▶ **Problem requirements**
Gather every line in the records below that contains the word "name".

(A run of records)
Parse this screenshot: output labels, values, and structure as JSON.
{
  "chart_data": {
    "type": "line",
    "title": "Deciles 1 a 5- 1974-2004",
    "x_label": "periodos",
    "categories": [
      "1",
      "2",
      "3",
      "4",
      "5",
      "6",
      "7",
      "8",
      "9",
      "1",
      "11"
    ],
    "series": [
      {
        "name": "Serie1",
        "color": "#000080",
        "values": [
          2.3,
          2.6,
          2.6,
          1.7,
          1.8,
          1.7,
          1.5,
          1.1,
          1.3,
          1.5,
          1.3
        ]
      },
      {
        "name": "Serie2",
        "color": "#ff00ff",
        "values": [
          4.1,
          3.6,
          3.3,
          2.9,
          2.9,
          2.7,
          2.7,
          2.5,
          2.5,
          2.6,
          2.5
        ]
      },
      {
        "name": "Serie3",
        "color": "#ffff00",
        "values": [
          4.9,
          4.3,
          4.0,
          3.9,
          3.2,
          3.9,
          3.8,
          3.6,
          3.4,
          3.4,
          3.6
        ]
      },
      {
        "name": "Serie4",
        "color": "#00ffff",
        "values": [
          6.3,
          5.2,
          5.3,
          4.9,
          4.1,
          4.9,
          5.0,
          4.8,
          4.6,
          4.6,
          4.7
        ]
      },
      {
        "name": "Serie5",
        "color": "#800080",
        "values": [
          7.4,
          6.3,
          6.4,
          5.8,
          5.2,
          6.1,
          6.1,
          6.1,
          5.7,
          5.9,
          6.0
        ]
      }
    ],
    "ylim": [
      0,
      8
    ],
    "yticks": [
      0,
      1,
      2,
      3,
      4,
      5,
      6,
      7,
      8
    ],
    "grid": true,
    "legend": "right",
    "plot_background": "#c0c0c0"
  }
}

▶ **Correct response**
        "name": "Serie1",
        "name": "Serie2",
        "name": "Serie3",
        "name": "Serie4",
        "name": "Serie5",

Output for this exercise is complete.